---- AVAILABLE RECORDS
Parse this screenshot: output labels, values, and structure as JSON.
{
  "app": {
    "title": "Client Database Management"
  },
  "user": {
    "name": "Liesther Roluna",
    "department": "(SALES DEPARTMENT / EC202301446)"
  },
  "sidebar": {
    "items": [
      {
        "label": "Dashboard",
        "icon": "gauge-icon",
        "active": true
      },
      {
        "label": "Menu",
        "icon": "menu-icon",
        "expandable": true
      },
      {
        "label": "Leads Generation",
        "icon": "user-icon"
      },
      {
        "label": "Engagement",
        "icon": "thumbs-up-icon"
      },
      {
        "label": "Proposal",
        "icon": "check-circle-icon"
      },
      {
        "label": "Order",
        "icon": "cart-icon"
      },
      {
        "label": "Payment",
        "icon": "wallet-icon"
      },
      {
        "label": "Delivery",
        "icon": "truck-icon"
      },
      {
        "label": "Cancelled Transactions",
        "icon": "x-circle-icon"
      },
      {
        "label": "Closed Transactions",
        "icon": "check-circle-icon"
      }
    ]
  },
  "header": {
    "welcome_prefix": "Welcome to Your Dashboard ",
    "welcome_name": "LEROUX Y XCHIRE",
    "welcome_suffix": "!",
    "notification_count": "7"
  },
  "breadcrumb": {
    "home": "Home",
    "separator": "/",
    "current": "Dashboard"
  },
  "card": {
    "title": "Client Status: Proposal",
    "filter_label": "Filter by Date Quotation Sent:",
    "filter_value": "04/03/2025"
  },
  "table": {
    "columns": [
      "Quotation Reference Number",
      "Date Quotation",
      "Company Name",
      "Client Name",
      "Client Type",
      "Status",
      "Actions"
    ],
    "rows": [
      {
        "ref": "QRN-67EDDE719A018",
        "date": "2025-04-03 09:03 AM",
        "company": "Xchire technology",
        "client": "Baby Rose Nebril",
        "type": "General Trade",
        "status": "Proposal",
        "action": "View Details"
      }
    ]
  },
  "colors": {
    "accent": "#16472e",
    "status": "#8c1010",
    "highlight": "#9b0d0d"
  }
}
--------
* _WHAT TO DO_: Your task is to return the full listing exactly as it was given.

* _RESPONSE FOR THIS EXERCISE_:
Parse this screenshot: output labels, values, and structure as JSON.
{
  "app": {
    "title": "Client Database Management"
  },
  "user": {
    "name": "Liesther Roluna",
    "department": "(SALES DEPARTMENT / EC202301446)"
  },
  "sidebar": {
    "items": [
      {
        "label": "Dashboard",
        "icon": "gauge-icon",
        "active": true
      },
      {
        "label": "Menu",
        "icon": "menu-icon",
        "expandable": true
      },
      {
        "label": "Leads Generation",
        "icon": "user-icon"
      },
      {
        "label": "Engagement",
        "icon": "thumbs-up-icon"
      },
      {
        "label": "Proposal",
        "icon": "check-circle-icon"
      },
      {
        "label": "Order",
        "icon": "cart-icon"
      },
      {
        "label": "Payment",
        "icon": "wallet-icon"
      },
      {
        "label": "Delivery",
        "icon": "truck-icon"
      },
      {
        "label": "Cancelled Transactions",
        "icon": "x-circle-icon"
      },
      {
        "label": "Closed Transactions",
        "icon": "check-circle-icon"
      }
    ]
  },
  "header": {
    "welcome_prefix": "Welcome to Your Dashboard ",
    "welcome_name": "LEROUX Y XCHIRE",
    "welcome_suffix": "!",
    "notification_count": "7"
  },
  "breadcrumb": {
    "home": "Home",
    "separator": "/",
    "current": "Dashboard"
  },
  "card": {
    "title": "Client Status: Proposal",
    "filter_label": "Filter by Date Quotation Sent:",
    "filter_value": "04/03/2025"
  },
  "table": {
    "columns": [
      "Quotation Reference Number",
      "Date Quotation",
      "Company Name",
      "Client Name",
      "Client Type",
      "Status",
      "Actions"
    ],
    "rows": [
      {
        "ref": "QRN-67EDDE719A018",
        "date": "2025-04-03 09:03 AM",
        "company": "Xchire technology",
        "client": "Baby Rose Nebril",
        "type": "General Trade",
        "status": "Proposal",
        "action": "View Details"
      }
    ]
  },
  "colors": {
    "accent": "#16472e",
    "status": "#8c1010",
    "highlight": "#9b0d0d"
  }
}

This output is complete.